◆ MATERIAL SHOWN
──────
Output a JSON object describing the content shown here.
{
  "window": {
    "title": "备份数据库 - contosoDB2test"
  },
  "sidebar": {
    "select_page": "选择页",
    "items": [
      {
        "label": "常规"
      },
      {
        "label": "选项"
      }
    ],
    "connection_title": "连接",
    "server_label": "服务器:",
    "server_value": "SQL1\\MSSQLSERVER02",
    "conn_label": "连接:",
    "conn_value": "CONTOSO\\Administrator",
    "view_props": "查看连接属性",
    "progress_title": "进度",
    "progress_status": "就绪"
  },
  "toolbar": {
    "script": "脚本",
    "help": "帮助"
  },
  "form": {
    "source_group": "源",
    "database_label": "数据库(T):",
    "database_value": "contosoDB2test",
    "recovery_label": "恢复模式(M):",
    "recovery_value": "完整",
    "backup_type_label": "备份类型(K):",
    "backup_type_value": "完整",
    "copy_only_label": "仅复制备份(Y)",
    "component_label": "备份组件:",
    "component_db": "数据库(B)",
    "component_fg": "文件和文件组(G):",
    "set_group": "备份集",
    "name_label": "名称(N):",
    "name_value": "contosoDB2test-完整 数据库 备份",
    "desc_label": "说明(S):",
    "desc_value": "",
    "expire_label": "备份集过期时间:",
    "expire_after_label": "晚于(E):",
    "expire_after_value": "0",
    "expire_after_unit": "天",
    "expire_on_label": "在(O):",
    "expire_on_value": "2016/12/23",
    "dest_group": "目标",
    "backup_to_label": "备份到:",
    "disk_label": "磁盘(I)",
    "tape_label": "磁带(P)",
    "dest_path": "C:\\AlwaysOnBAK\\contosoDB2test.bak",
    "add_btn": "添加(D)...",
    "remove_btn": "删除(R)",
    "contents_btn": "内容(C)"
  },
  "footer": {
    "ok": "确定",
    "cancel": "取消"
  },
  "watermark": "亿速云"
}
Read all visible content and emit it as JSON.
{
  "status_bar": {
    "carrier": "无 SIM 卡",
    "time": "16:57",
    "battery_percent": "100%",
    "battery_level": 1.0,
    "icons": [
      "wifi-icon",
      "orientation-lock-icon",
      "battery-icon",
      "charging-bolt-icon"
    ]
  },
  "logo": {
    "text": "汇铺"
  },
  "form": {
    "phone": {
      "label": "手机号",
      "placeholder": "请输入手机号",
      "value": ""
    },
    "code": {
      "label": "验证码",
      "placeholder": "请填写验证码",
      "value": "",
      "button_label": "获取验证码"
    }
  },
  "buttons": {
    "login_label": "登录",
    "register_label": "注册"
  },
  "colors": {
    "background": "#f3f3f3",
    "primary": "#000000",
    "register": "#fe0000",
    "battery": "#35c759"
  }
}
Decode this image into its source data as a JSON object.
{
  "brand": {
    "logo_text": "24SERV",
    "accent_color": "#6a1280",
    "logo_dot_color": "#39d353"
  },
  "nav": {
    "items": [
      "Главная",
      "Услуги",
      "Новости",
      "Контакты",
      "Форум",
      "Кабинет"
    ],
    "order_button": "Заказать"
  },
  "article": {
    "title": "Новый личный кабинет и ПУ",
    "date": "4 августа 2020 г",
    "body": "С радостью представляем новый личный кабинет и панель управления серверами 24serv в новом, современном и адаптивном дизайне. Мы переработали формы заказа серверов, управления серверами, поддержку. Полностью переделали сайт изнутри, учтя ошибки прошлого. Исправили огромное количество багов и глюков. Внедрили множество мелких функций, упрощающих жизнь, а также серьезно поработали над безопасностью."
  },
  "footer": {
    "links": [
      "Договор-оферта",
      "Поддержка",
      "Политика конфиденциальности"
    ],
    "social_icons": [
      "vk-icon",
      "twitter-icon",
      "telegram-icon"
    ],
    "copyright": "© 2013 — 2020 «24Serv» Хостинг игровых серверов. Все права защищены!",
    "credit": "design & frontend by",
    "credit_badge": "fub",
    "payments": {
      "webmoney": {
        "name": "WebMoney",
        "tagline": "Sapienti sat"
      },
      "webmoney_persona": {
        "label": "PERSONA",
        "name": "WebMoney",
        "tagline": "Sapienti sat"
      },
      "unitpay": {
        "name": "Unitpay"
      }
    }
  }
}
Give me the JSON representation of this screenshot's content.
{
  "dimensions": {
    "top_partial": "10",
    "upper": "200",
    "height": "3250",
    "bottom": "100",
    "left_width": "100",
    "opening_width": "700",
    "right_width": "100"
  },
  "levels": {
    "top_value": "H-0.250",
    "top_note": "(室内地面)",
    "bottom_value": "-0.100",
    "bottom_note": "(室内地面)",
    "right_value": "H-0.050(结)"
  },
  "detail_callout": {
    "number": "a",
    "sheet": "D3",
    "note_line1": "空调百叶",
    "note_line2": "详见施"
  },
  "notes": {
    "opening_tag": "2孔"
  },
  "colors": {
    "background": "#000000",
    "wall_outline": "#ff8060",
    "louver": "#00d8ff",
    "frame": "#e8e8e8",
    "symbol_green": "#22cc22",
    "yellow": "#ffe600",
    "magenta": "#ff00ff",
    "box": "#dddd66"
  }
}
──────
◆ SET EXERCISE
Which lines hold the word "this"? Copy each of them from the records.

◆ EXERCISE OUTPUT
Decode this image into its source data as a JSON object.
Give me the JSON representation of this screenshot's content.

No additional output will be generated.